* **REQUIREMENT**: Copy all lines of the listing that include the string "into".

[Collected data]
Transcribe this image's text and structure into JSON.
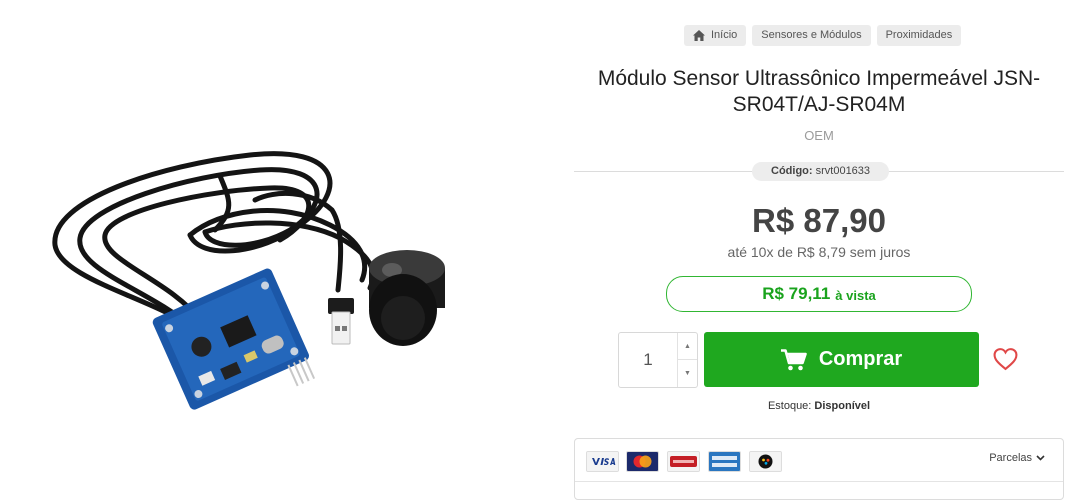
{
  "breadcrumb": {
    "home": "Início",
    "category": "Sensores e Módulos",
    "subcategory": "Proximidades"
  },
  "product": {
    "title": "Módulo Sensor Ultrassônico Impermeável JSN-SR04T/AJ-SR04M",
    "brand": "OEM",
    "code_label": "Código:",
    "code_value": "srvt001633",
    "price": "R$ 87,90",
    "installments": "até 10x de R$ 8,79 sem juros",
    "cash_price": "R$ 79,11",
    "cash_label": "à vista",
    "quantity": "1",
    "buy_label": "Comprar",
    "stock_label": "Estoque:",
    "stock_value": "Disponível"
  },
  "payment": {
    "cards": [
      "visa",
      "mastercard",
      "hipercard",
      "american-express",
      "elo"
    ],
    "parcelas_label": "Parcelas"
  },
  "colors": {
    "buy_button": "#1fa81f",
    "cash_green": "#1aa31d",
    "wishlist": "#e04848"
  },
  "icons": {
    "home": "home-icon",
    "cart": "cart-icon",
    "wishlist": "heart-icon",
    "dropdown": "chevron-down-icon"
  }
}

--

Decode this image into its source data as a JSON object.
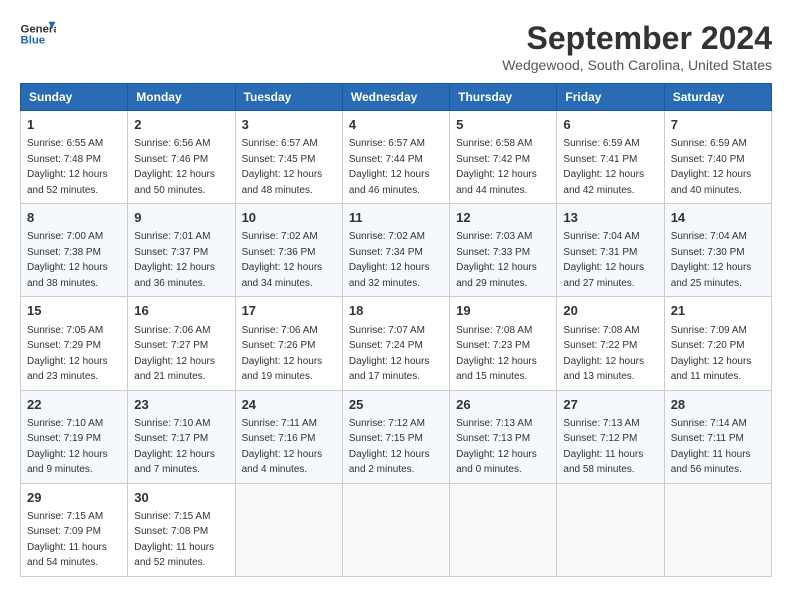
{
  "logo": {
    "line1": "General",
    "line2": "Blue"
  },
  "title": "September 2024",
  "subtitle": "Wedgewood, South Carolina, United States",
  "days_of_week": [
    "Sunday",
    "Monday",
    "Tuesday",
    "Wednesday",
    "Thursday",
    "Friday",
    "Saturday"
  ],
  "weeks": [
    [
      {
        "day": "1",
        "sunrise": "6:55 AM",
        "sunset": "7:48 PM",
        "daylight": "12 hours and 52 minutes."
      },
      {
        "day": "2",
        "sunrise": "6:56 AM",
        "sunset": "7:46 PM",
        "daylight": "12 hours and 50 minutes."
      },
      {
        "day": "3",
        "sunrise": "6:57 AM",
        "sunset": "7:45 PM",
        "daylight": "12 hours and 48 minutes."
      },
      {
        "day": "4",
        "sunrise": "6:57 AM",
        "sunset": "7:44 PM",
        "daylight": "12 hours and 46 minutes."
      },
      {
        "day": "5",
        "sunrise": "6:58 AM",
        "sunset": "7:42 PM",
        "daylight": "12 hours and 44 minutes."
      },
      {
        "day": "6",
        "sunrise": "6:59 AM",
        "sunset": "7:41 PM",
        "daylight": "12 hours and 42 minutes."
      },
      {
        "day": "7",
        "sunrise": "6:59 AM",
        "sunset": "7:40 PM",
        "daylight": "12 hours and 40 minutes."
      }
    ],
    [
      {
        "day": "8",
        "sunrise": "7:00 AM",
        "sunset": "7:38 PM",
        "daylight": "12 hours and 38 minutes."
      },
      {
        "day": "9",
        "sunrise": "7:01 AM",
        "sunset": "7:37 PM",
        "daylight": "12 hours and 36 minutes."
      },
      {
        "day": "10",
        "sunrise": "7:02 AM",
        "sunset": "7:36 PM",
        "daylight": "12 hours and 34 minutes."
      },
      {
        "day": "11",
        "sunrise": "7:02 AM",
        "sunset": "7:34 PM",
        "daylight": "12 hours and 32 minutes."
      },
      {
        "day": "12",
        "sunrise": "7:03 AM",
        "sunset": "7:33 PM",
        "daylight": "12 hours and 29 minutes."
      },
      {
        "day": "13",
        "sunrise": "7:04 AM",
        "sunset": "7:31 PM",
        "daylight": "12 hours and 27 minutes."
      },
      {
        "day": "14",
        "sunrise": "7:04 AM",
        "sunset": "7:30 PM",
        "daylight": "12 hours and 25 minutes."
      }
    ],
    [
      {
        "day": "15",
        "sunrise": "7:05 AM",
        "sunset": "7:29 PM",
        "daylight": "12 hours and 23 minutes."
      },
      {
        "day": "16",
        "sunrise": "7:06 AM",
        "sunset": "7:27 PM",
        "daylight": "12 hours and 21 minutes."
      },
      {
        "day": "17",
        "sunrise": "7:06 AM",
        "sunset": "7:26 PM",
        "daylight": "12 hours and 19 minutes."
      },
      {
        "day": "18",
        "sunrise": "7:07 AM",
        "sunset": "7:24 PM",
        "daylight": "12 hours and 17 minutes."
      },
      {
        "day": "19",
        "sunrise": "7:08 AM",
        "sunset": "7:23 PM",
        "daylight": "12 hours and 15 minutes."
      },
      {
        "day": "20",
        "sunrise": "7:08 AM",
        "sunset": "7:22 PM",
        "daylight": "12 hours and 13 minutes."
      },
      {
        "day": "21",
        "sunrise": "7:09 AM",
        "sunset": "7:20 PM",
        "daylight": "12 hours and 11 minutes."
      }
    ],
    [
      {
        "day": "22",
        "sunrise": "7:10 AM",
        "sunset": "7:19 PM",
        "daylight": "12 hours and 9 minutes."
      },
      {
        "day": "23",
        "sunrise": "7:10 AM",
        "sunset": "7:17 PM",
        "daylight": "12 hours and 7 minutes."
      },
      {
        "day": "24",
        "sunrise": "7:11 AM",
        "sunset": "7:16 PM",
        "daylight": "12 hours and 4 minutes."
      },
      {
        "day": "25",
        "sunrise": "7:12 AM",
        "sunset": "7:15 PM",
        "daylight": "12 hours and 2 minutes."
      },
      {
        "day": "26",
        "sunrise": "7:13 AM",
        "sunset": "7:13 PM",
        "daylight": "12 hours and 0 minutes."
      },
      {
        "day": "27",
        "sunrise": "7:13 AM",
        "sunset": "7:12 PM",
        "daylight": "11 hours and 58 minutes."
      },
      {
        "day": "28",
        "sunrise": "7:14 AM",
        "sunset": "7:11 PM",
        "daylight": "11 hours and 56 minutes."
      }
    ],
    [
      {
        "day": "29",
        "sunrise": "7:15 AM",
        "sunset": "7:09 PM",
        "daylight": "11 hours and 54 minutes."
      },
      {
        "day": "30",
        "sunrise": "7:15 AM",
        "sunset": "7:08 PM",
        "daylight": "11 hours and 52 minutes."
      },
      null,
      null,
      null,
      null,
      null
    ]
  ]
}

* **SOLUTION FOR THIS EXERCISE**:
Transcribe this image's text and structure into JSON.
Decode this image into its source data as a JSON object.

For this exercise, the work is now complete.